- Set exercise
Find the line containing "Parse this screenshot: output", then return it and every line after it through the end of the records, exactly. Leave out pictures.

** start Data for processing **

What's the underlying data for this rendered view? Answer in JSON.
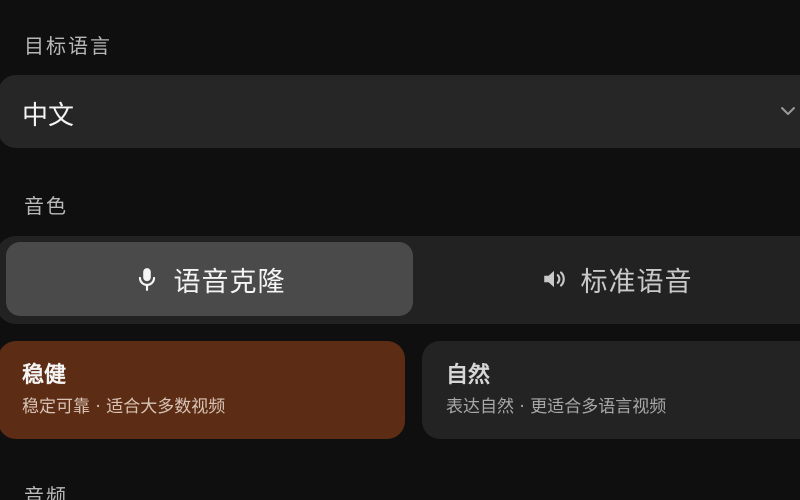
{
  "target_language": {
    "label": "目标语言",
    "value": "中文"
  },
  "voice": {
    "label": "音色",
    "segments": [
      {
        "label": "语音克隆",
        "icon": "microphone-icon",
        "selected": true
      },
      {
        "label": "标准语音",
        "icon": "speaker-icon",
        "selected": false
      }
    ],
    "styles": [
      {
        "title": "稳健",
        "description": "稳定可靠 · 适合大多数视频",
        "selected": true
      },
      {
        "title": "自然",
        "description": "表达自然 · 更适合多语言视频",
        "selected": false
      }
    ]
  },
  "audio": {
    "label": "音频"
  },
  "colors": {
    "background": "#0f0f0f",
    "field": "#262626",
    "selected_segment": "#4a4a4a",
    "selected_card": "#5c2d14"
  }
}
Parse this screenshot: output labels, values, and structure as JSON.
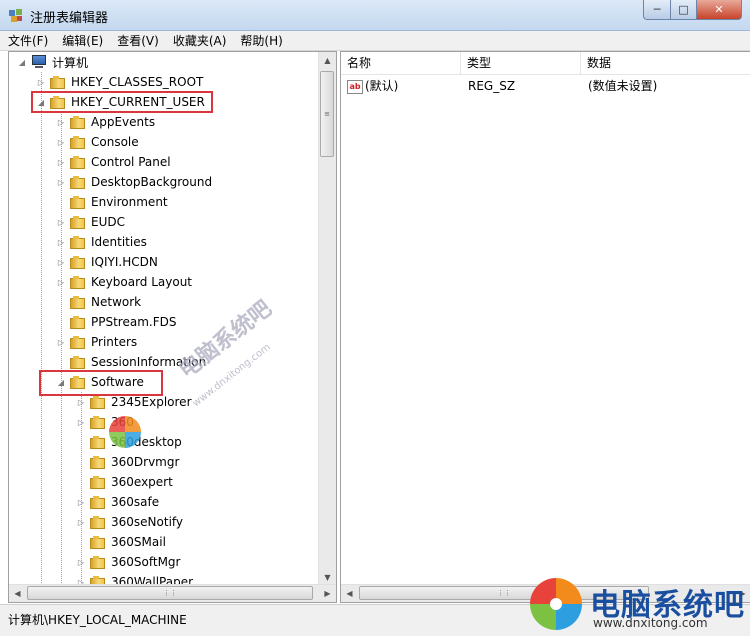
{
  "window": {
    "title": "注册表编辑器",
    "controls": {
      "minimize": "─",
      "maximize": "□",
      "close": "✕"
    }
  },
  "menu": [
    "文件(F)",
    "编辑(E)",
    "查看(V)",
    "收藏夹(A)",
    "帮助(H)"
  ],
  "tree": {
    "root": "计算机",
    "hives": [
      {
        "label": "HKEY_CLASSES_ROOT",
        "expanded": false
      },
      {
        "label": "HKEY_CURRENT_USER",
        "expanded": true,
        "highlighted": true
      }
    ],
    "current_user_children": [
      "AppEvents",
      "Console",
      "Control Panel",
      "DesktopBackground",
      "Environment",
      "EUDC",
      "Identities",
      "IQIYI.HCDN",
      "Keyboard Layout",
      "Network",
      "PPStream.FDS",
      "Printers",
      "SessionInformation",
      "Software"
    ],
    "software_children": [
      "2345Explorer",
      "360",
      "360desktop",
      "360Drvmgr",
      "360expert",
      "360safe",
      "360seNotify",
      "360SMail",
      "360SoftMgr",
      "360WallPaper"
    ]
  },
  "values_pane": {
    "columns": [
      "名称",
      "类型",
      "数据"
    ],
    "rows": [
      {
        "name": "(默认)",
        "type": "REG_SZ",
        "data": "(数值未设置)"
      }
    ]
  },
  "status": {
    "path": "计算机\\HKEY_LOCAL_MACHINE"
  },
  "watermark": {
    "brand": "电脑系统吧",
    "url": "www.dnxitong.com",
    "center_text": "电脑系统吧",
    "center_url": "www.dnxitong.com"
  },
  "colors": {
    "highlight_box": "#d9363e",
    "brand_blue": "#1a4fa0"
  }
}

** end Data for processing **

- Written solution
Parse this screenshot: output labels, values, and structure as JSON.
{
  "window": {
    "title": "注册表编辑器",
    "controls": {
      "minimize": "─",
      "maximize": "□",
      "close": "✕"
    }
  },
  "menu": [
    "文件(F)",
    "编辑(E)",
    "查看(V)",
    "收藏夹(A)",
    "帮助(H)"
  ],
  "tree": {
    "root": "计算机",
    "hives": [
      {
        "label": "HKEY_CLASSES_ROOT",
        "expanded": false
      },
      {
        "label": "HKEY_CURRENT_USER",
        "expanded": true,
        "highlighted": true
      }
    ],
    "current_user_children": [
      "AppEvents",
      "Console",
      "Control Panel",
      "DesktopBackground",
      "Environment",
      "EUDC",
      "Identities",
      "IQIYI.HCDN",
      "Keyboard Layout",
      "Network",
      "PPStream.FDS",
      "Printers",
      "SessionInformation",
      "Software"
    ],
    "software_children": [
      "2345Explorer",
      "360",
      "360desktop",
      "360Drvmgr",
      "360expert",
      "360safe",
      "360seNotify",
      "360SMail",
      "360SoftMgr",
      "360WallPaper"
    ]
  },
  "values_pane": {
    "columns": [
      "名称",
      "类型",
      "数据"
    ],
    "rows": [
      {
        "name": "(默认)",
        "type": "REG_SZ",
        "data": "(数值未设置)"
      }
    ]
  },
  "status": {
    "path": "计算机\\HKEY_LOCAL_MACHINE"
  },
  "watermark": {
    "brand": "电脑系统吧",
    "url": "www.dnxitong.com",
    "center_text": "电脑系统吧",
    "center_url": "www.dnxitong.com"
  },
  "colors": {
    "highlight_box": "#d9363e",
    "brand_blue": "#1a4fa0"
  }
}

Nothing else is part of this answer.